[Challenge]
Find the lines that contain the word "page" and copy each one.

[Recorded data]
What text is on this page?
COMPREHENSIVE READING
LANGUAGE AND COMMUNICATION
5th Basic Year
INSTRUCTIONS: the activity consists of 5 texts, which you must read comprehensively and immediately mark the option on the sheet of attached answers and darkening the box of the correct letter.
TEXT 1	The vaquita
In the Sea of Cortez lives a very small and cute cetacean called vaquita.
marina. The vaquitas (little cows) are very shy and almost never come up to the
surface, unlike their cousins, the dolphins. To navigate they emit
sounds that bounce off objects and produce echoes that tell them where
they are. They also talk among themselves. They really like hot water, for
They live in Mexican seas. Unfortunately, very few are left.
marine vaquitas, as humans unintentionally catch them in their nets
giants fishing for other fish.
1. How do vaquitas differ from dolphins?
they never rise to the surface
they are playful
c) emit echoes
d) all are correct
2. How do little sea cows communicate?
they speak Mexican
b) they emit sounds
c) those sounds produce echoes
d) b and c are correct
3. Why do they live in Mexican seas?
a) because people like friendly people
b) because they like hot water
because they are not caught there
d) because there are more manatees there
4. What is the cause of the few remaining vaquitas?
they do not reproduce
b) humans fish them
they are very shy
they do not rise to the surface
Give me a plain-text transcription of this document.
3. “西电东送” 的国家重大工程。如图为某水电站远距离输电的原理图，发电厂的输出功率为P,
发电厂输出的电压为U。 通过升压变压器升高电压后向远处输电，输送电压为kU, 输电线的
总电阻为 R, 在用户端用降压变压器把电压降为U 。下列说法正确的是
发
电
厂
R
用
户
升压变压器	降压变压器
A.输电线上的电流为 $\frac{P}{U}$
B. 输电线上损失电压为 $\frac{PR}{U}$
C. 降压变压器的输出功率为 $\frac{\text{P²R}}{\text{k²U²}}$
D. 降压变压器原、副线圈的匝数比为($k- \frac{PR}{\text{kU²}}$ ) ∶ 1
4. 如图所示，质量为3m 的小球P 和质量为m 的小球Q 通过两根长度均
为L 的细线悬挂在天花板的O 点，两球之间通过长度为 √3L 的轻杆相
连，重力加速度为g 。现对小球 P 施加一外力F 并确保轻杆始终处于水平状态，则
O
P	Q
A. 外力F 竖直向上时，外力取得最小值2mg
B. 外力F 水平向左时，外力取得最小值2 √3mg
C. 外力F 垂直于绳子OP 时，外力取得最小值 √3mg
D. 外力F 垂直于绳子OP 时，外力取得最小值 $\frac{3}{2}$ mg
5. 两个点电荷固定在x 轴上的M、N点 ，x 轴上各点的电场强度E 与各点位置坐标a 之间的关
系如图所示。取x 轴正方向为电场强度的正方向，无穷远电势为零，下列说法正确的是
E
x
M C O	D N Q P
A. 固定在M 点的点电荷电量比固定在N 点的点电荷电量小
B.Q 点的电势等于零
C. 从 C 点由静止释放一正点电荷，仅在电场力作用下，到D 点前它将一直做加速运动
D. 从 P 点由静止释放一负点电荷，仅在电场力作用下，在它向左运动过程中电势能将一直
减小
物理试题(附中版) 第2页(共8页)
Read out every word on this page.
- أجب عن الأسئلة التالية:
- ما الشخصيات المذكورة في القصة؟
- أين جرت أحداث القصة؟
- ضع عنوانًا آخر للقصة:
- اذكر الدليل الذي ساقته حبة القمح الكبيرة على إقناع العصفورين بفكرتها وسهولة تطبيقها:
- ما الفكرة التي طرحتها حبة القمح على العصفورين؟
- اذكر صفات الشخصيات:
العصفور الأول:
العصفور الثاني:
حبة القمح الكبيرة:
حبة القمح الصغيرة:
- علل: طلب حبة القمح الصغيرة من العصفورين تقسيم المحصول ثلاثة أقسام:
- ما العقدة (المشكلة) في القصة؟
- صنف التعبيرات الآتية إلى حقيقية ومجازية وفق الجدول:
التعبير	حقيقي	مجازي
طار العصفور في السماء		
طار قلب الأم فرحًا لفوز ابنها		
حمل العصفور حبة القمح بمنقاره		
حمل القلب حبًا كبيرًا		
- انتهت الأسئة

[Correct answer]
What text is on this page?
Read out every word on this page.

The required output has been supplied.